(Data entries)
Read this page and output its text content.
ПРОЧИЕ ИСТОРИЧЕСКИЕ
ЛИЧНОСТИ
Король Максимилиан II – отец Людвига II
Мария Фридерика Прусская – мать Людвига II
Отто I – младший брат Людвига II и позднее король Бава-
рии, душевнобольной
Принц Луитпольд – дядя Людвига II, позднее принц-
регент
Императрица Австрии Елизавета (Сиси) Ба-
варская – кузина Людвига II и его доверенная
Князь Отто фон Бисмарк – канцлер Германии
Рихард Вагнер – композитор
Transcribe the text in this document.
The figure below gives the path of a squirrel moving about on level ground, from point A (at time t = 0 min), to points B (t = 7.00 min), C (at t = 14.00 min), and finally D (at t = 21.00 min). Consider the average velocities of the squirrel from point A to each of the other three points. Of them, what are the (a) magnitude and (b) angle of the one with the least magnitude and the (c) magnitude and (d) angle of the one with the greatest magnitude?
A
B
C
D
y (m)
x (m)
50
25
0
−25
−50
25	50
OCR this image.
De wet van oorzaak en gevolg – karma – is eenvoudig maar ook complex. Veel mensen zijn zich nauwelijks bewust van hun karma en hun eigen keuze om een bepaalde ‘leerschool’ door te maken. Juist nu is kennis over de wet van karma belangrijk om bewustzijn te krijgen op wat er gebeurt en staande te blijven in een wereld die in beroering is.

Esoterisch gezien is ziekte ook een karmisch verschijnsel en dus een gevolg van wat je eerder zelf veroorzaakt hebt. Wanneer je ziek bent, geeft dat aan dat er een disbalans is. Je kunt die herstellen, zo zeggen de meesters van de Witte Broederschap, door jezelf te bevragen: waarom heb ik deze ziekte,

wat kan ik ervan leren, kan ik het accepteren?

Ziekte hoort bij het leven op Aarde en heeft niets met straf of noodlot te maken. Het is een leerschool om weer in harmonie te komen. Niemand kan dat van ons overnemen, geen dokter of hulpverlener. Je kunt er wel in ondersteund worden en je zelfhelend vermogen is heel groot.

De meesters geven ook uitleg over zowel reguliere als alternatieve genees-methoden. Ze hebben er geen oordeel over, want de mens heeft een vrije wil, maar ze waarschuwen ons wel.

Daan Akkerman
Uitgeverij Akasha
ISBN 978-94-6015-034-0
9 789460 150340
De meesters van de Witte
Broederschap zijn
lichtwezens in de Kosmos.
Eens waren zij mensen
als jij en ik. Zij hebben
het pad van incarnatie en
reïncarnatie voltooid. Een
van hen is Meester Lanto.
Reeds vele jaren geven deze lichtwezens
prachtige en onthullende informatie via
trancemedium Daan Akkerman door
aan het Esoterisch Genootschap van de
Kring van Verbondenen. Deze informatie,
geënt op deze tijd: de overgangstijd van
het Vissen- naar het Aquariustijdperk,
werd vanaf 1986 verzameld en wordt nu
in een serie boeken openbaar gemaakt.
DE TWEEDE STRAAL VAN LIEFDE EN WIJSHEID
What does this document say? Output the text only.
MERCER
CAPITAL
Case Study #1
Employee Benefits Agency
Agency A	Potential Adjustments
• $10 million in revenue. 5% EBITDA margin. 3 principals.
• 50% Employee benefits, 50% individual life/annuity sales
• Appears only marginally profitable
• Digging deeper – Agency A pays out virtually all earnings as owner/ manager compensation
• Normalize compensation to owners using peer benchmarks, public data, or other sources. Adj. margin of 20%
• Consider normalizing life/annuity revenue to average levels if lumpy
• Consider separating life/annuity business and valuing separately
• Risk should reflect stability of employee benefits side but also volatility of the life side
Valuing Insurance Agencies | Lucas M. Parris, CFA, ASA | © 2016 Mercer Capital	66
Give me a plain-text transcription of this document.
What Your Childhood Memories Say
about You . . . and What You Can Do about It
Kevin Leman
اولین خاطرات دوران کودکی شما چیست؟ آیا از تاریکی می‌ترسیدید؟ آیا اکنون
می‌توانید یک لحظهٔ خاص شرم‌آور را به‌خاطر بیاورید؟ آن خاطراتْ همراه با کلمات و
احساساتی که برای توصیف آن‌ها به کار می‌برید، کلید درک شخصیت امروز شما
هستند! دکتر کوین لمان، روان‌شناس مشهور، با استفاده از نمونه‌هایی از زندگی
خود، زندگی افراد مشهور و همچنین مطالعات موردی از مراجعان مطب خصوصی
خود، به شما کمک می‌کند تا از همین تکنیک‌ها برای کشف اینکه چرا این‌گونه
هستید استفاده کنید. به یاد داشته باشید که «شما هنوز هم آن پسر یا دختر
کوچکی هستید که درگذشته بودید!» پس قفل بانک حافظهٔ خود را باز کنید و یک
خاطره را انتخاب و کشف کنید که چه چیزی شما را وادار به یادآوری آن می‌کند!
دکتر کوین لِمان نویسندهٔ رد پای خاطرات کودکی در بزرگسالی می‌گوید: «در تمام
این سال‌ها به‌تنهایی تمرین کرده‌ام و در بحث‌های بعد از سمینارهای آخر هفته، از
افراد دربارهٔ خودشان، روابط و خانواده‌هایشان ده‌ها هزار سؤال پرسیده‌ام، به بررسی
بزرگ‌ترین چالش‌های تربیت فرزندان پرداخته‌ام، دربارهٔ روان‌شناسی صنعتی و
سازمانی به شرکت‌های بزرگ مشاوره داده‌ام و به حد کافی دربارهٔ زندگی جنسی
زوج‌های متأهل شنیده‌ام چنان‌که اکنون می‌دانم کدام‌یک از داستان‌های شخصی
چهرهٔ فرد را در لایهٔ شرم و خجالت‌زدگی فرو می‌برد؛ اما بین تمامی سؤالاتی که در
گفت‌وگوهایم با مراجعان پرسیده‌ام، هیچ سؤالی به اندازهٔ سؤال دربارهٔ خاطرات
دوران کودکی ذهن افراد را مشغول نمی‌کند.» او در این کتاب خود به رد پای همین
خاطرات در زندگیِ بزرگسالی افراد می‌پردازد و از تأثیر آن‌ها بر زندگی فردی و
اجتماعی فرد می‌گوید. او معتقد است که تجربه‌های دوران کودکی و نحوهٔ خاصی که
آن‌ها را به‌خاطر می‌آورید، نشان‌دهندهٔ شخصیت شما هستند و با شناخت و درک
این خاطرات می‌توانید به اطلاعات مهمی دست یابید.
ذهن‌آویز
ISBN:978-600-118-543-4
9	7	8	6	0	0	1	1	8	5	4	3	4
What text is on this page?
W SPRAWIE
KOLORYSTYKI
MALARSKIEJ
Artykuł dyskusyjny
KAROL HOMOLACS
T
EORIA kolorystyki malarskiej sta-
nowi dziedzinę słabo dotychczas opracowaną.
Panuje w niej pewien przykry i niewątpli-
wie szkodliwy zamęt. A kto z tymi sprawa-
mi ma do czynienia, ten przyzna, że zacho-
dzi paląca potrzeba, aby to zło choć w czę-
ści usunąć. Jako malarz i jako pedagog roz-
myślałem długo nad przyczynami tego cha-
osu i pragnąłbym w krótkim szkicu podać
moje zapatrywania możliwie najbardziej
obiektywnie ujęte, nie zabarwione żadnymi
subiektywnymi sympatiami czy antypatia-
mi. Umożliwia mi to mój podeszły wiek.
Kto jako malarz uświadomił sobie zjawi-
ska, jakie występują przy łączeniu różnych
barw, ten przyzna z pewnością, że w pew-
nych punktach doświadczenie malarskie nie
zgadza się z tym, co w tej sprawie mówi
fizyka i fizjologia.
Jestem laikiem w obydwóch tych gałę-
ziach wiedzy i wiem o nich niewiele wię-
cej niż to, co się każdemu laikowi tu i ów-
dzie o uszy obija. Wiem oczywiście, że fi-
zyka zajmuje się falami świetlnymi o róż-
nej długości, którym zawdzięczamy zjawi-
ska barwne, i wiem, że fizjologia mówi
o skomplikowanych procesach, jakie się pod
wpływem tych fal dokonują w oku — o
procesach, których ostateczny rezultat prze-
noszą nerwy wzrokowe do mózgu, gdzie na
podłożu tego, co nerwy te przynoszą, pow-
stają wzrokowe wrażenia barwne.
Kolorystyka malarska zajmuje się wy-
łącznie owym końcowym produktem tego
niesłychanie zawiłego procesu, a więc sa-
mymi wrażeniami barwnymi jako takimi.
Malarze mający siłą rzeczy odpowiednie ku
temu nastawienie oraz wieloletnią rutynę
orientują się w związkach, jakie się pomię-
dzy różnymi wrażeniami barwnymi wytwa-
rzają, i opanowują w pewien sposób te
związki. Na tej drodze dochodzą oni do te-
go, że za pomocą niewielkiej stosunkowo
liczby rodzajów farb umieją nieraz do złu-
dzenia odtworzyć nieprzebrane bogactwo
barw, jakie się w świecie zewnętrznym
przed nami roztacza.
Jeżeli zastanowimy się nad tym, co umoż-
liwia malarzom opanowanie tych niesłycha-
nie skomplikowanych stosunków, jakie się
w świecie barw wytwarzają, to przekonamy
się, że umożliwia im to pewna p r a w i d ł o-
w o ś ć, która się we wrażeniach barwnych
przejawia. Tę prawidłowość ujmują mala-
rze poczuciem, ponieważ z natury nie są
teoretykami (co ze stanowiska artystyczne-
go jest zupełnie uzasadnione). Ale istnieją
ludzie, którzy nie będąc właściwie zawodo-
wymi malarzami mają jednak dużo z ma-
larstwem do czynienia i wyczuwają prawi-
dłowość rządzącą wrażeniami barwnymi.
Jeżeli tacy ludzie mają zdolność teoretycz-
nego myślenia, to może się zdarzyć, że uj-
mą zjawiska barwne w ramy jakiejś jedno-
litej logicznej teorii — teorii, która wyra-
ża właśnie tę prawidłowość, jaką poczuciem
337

* _Problem to work on_: Gather each line of the listing containing the word "Отто" and show it.

* _Result below_:
Отто I – младший брат Людвига II и позднее король Бава-
Князь Отто фон Бисмарк – канцлер Германии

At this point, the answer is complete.